PROBLEM TO SOLVE -
Find every line below that contains the word "Output" and copy it out.

Stored items

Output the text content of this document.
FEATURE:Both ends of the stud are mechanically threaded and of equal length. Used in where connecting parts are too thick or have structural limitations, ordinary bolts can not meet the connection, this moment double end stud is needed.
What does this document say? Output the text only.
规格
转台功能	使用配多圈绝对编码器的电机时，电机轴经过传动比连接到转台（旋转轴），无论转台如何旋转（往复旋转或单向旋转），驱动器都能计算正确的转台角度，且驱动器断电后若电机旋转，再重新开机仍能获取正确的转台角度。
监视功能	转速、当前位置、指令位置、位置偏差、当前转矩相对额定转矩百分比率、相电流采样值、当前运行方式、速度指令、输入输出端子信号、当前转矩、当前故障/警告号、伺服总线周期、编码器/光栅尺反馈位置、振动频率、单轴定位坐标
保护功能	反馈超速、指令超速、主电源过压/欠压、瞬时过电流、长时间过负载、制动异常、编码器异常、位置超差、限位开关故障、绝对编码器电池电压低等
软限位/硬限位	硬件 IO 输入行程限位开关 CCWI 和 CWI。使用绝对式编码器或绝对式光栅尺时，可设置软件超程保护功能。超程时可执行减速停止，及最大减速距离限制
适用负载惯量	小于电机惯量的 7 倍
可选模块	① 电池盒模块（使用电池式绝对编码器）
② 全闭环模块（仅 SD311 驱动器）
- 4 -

FINAL RESULT -
Output the text content of this document.
What does this document say? Output the text only.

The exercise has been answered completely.